Objective: Only the pictures are omitted; repeat all other data exactly.

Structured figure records
++++++++

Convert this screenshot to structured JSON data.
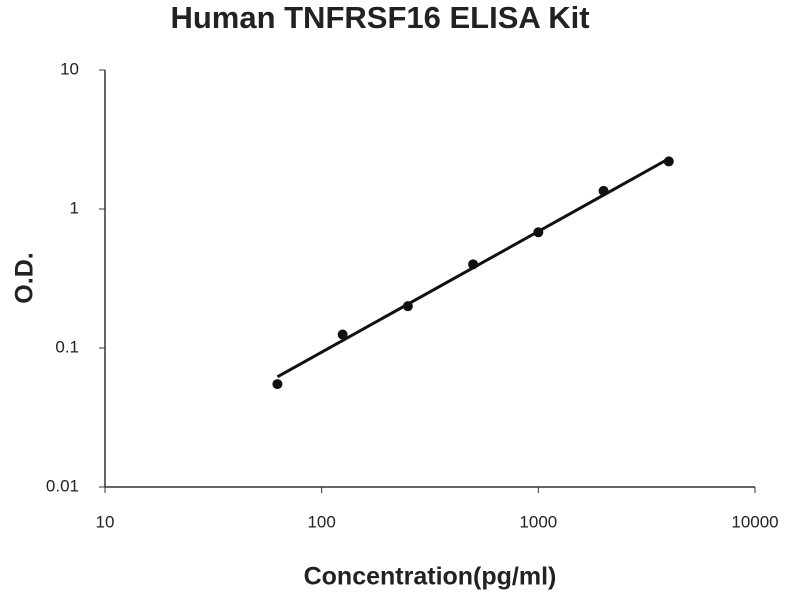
{
  "chart_data": {
    "type": "scatter",
    "title": "Human TNFRSF16 ELISA Kit",
    "x_label": "Concentration(pg/ml)",
    "y_label": "O.D.",
    "x": [
      62.5,
      125,
      250,
      500,
      1000,
      2000,
      4000
    ],
    "y": [
      0.055,
      0.125,
      0.2,
      0.4,
      0.68,
      1.35,
      2.2
    ],
    "color": "#111111",
    "trendline": {
      "x": [
        62.5,
        4000
      ],
      "y": [
        0.062,
        2.3
      ],
      "color": "#111111"
    },
    "xscale": "log",
    "yscale": "log",
    "xlim": [
      10,
      10000
    ],
    "ylim": [
      0.01,
      10
    ],
    "xticks": [
      10,
      100,
      1000,
      10000
    ],
    "yticks": [
      0.01,
      0.1,
      1,
      10
    ],
    "grid": false
  }
}
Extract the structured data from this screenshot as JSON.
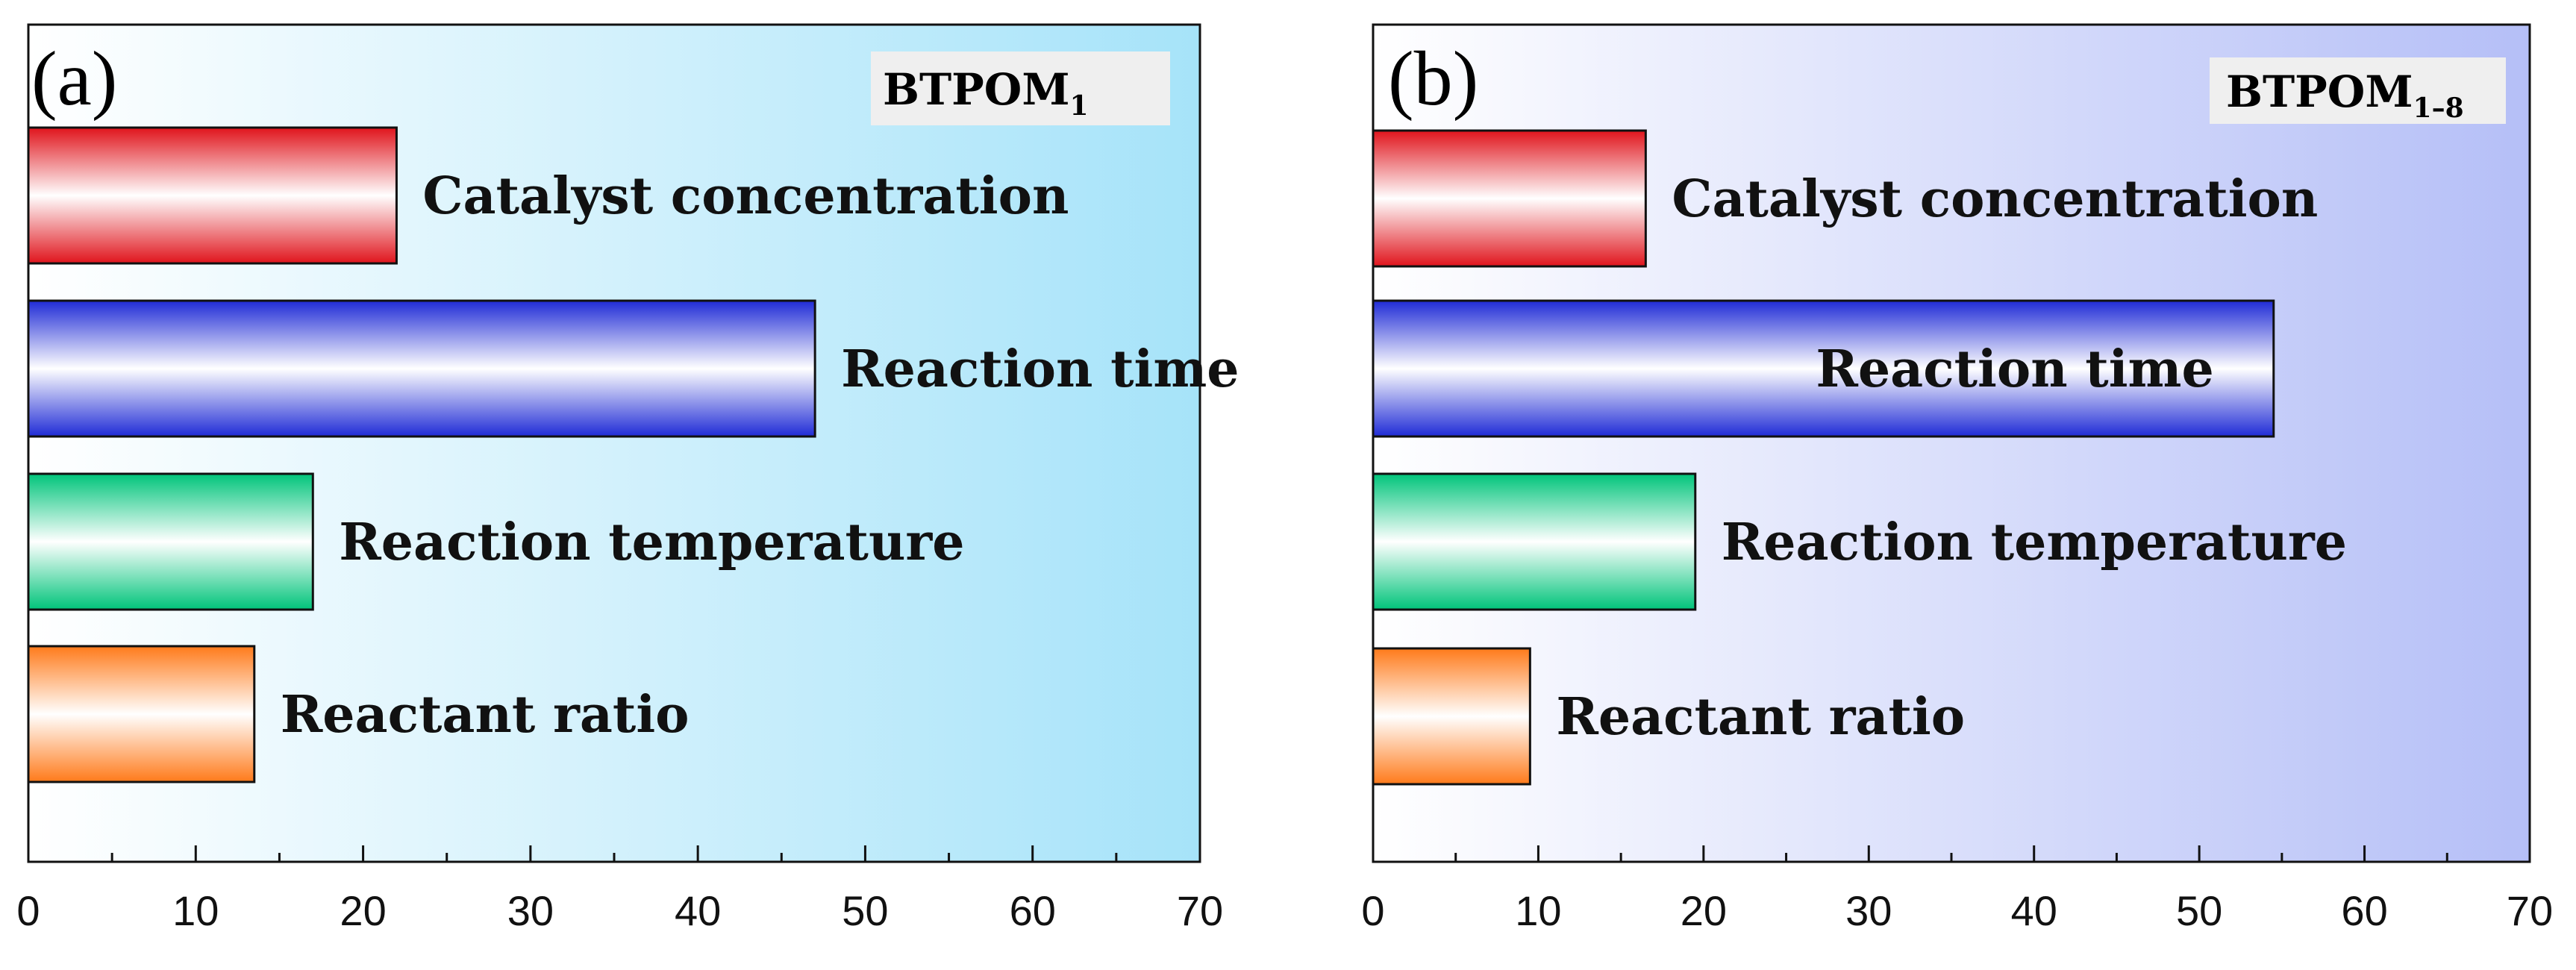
{
  "chart_data": [
    {
      "type": "bar",
      "orientation": "horizontal",
      "panel_label": "(a)",
      "title_main": "BTPOM",
      "title_subscript": "1",
      "categories": [
        "Catalyst concentration",
        "Reaction time",
        "Reaction temperature",
        "Reactant ratio"
      ],
      "values": [
        22,
        47,
        17,
        13.5
      ],
      "bar_colors": [
        "#e0141c",
        "#1f2bd6",
        "#00c47a",
        "#ff7a1a"
      ],
      "background_gradient": [
        "#ffffff",
        "#a6e3f9"
      ],
      "xlim": [
        0,
        70
      ],
      "xticks": [
        "0",
        "10",
        "20",
        "30",
        "40",
        "50",
        "60",
        "70"
      ],
      "xlabel": "",
      "ylabel": "",
      "legend": "top-right"
    },
    {
      "type": "bar",
      "orientation": "horizontal",
      "panel_label": "(b)",
      "title_main": "BTPOM",
      "title_subscript": "1–8",
      "categories": [
        "Catalyst concentration",
        "Reaction time",
        "Reaction temperature",
        "Reactant ratio"
      ],
      "values": [
        16.5,
        54.5,
        19.5,
        9.5
      ],
      "bar_colors": [
        "#e0141c",
        "#1f2bd6",
        "#00c47a",
        "#ff7a1a"
      ],
      "background_gradient": [
        "#ffffff",
        "#b5bff7"
      ],
      "xlim": [
        0,
        70
      ],
      "xticks": [
        "0",
        "10",
        "20",
        "30",
        "40",
        "50",
        "60",
        "70"
      ],
      "xlabel": "",
      "ylabel": "",
      "legend": "top-right"
    }
  ]
}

++++++++

The reply:
Convert this screenshot to structured JSON data.
{
  "chart_data": {
    "type": "scatter",
    "title": "Human TNFRSF16 ELISA Kit",
    "x_label": "Concentration(pg/ml)",
    "y_label": "O.D.",
    "x": [
      62.5,
      125,
      250,
      500,
      1000,
      2000,
      4000
    ],
    "y": [
      0.055,
      0.125,
      0.2,
      0.4,
      0.68,
      1.35,
      2.2
    ],
    "color": "#111111",
    "trendline": {
      "x": [
        62.5,
        4000
      ],
      "y": [
        0.062,
        2.3
      ],
      "color": "#111111"
    },
    "xscale": "log",
    "yscale": "log",
    "xlim": [
      10,
      10000
    ],
    "ylim": [
      0.01,
      10
    ],
    "xticks": [
      10,
      100,
      1000,
      10000
    ],
    "yticks": [
      0.01,
      0.1,
      1,
      10
    ],
    "grid": false
  }
}
Extract the structured data from this screenshot as JSON.
{
  "chart_data": [
    {
      "type": "bar",
      "orientation": "horizontal",
      "panel_label": "(a)",
      "title_main": "BTPOM",
      "title_subscript": "1",
      "categories": [
        "Catalyst concentration",
        "Reaction time",
        "Reaction temperature",
        "Reactant ratio"
      ],
      "values": [
        22,
        47,
        17,
        13.5
      ],
      "bar_colors": [
        "#e0141c",
        "#1f2bd6",
        "#00c47a",
        "#ff7a1a"
      ],
      "background_gradient": [
        "#ffffff",
        "#a6e3f9"
      ],
      "xlim": [
        0,
        70
      ],
      "xticks": [
        "0",
        "10",
        "20",
        "30",
        "40",
        "50",
        "60",
        "70"
      ],
      "xlabel": "",
      "ylabel": "",
      "legend": "top-right"
    },
    {
      "type": "bar",
      "orientation": "horizontal",
      "panel_label": "(b)",
      "title_main": "BTPOM",
      "title_subscript": "1–8",
      "categories": [
        "Catalyst concentration",
        "Reaction time",
        "Reaction temperature",
        "Reactant ratio"
      ],
      "values": [
        16.5,
        54.5,
        19.5,
        9.5
      ],
      "bar_colors": [
        "#e0141c",
        "#1f2bd6",
        "#00c47a",
        "#ff7a1a"
      ],
      "background_gradient": [
        "#ffffff",
        "#b5bff7"
      ],
      "xlim": [
        0,
        70
      ],
      "xticks": [
        "0",
        "10",
        "20",
        "30",
        "40",
        "50",
        "60",
        "70"
      ],
      "xlabel": "",
      "ylabel": "",
      "legend": "top-right"
    }
  ]
}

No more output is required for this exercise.